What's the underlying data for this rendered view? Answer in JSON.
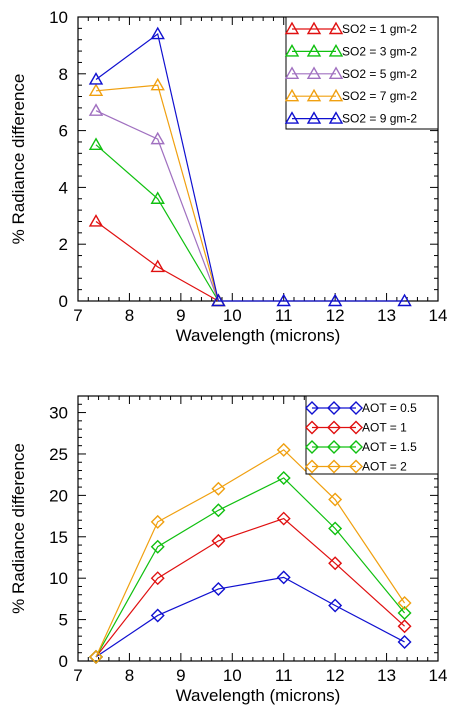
{
  "chart_data": [
    {
      "type": "line",
      "title": "",
      "xlabel": "Wavelength (microns)",
      "ylabel": "% Radiance difference",
      "xlim": [
        7,
        14
      ],
      "ylim": [
        0,
        10
      ],
      "xticks": [
        7,
        8,
        9,
        10,
        11,
        12,
        13,
        14
      ],
      "yticks": [
        0,
        2,
        4,
        6,
        8,
        10
      ],
      "marker": "triangle",
      "legend_position": "top-right",
      "grid": false,
      "series": [
        {
          "name": "SO2 = 1 gm-2",
          "color": "#e01010",
          "x": [
            7.35,
            8.55,
            9.73
          ],
          "y": [
            2.8,
            1.2,
            0.0
          ]
        },
        {
          "name": "SO2 = 3 gm-2",
          "color": "#10c010",
          "x": [
            7.35,
            8.55,
            9.73
          ],
          "y": [
            5.5,
            3.6,
            0.0
          ]
        },
        {
          "name": "SO2 = 5 gm-2",
          "color": "#a070c0",
          "x": [
            7.35,
            8.55,
            9.73
          ],
          "y": [
            6.7,
            5.7,
            0.0
          ]
        },
        {
          "name": "SO2 = 7 gm-2",
          "color": "#f0a010",
          "x": [
            7.35,
            8.55,
            9.73
          ],
          "y": [
            7.4,
            7.6,
            0.0
          ]
        },
        {
          "name": "SO2 = 9 gm-2",
          "color": "#1010d0",
          "x": [
            7.35,
            8.55,
            9.73,
            11.0,
            12.0,
            13.35
          ],
          "y": [
            7.8,
            9.4,
            0.0,
            0.0,
            0.0,
            0.0
          ]
        }
      ]
    },
    {
      "type": "line",
      "title": "",
      "xlabel": "Wavelength (microns)",
      "ylabel": "% Radiance difference",
      "xlim": [
        7,
        14
      ],
      "ylim": [
        0,
        32
      ],
      "xticks": [
        7,
        8,
        9,
        10,
        11,
        12,
        13,
        14
      ],
      "yticks": [
        0,
        5,
        10,
        15,
        20,
        25,
        30
      ],
      "marker": "diamond",
      "legend_position": "top-right",
      "grid": false,
      "series": [
        {
          "name": "AOT = 0.5",
          "color": "#1010d0",
          "x": [
            7.35,
            8.55,
            9.73,
            11.0,
            12.0,
            13.35
          ],
          "y": [
            0.5,
            5.5,
            8.7,
            10.1,
            6.7,
            2.3
          ]
        },
        {
          "name": "AOT = 1",
          "color": "#e01010",
          "x": [
            7.35,
            8.55,
            9.73,
            11.0,
            12.0,
            13.35
          ],
          "y": [
            0.5,
            10.0,
            14.5,
            17.2,
            11.8,
            4.2
          ]
        },
        {
          "name": "AOT = 1.5",
          "color": "#10c010",
          "x": [
            7.35,
            8.55,
            9.73,
            11.0,
            12.0,
            13.35
          ],
          "y": [
            0.5,
            13.8,
            18.2,
            22.1,
            16.0,
            5.8
          ]
        },
        {
          "name": "AOT = 2",
          "color": "#f0a010",
          "x": [
            7.35,
            8.55,
            9.73,
            11.0,
            12.0,
            13.35
          ],
          "y": [
            0.5,
            16.8,
            20.8,
            25.5,
            19.5,
            7.0
          ]
        }
      ]
    }
  ]
}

Problem:
Keep the pictures out of the copy and write out the data exactly as it stands.

Final result:
What's the underlying data for this rendered view? Answer in JSON.
{
  "chart_data": [
    {
      "type": "line",
      "title": "",
      "xlabel": "Wavelength (microns)",
      "ylabel": "% Radiance difference",
      "xlim": [
        7,
        14
      ],
      "ylim": [
        0,
        10
      ],
      "xticks": [
        7,
        8,
        9,
        10,
        11,
        12,
        13,
        14
      ],
      "yticks": [
        0,
        2,
        4,
        6,
        8,
        10
      ],
      "marker": "triangle",
      "legend_position": "top-right",
      "grid": false,
      "series": [
        {
          "name": "SO2 = 1 gm-2",
          "color": "#e01010",
          "x": [
            7.35,
            8.55,
            9.73
          ],
          "y": [
            2.8,
            1.2,
            0.0
          ]
        },
        {
          "name": "SO2 = 3 gm-2",
          "color": "#10c010",
          "x": [
            7.35,
            8.55,
            9.73
          ],
          "y": [
            5.5,
            3.6,
            0.0
          ]
        },
        {
          "name": "SO2 = 5 gm-2",
          "color": "#a070c0",
          "x": [
            7.35,
            8.55,
            9.73
          ],
          "y": [
            6.7,
            5.7,
            0.0
          ]
        },
        {
          "name": "SO2 = 7 gm-2",
          "color": "#f0a010",
          "x": [
            7.35,
            8.55,
            9.73
          ],
          "y": [
            7.4,
            7.6,
            0.0
          ]
        },
        {
          "name": "SO2 = 9 gm-2",
          "color": "#1010d0",
          "x": [
            7.35,
            8.55,
            9.73,
            11.0,
            12.0,
            13.35
          ],
          "y": [
            7.8,
            9.4,
            0.0,
            0.0,
            0.0,
            0.0
          ]
        }
      ]
    },
    {
      "type": "line",
      "title": "",
      "xlabel": "Wavelength (microns)",
      "ylabel": "% Radiance difference",
      "xlim": [
        7,
        14
      ],
      "ylim": [
        0,
        32
      ],
      "xticks": [
        7,
        8,
        9,
        10,
        11,
        12,
        13,
        14
      ],
      "yticks": [
        0,
        5,
        10,
        15,
        20,
        25,
        30
      ],
      "marker": "diamond",
      "legend_position": "top-right",
      "grid": false,
      "series": [
        {
          "name": "AOT = 0.5",
          "color": "#1010d0",
          "x": [
            7.35,
            8.55,
            9.73,
            11.0,
            12.0,
            13.35
          ],
          "y": [
            0.5,
            5.5,
            8.7,
            10.1,
            6.7,
            2.3
          ]
        },
        {
          "name": "AOT = 1",
          "color": "#e01010",
          "x": [
            7.35,
            8.55,
            9.73,
            11.0,
            12.0,
            13.35
          ],
          "y": [
            0.5,
            10.0,
            14.5,
            17.2,
            11.8,
            4.2
          ]
        },
        {
          "name": "AOT = 1.5",
          "color": "#10c010",
          "x": [
            7.35,
            8.55,
            9.73,
            11.0,
            12.0,
            13.35
          ],
          "y": [
            0.5,
            13.8,
            18.2,
            22.1,
            16.0,
            5.8
          ]
        },
        {
          "name": "AOT = 2",
          "color": "#f0a010",
          "x": [
            7.35,
            8.55,
            9.73,
            11.0,
            12.0,
            13.35
          ],
          "y": [
            0.5,
            16.8,
            20.8,
            25.5,
            19.5,
            7.0
          ]
        }
      ]
    }
  ]
}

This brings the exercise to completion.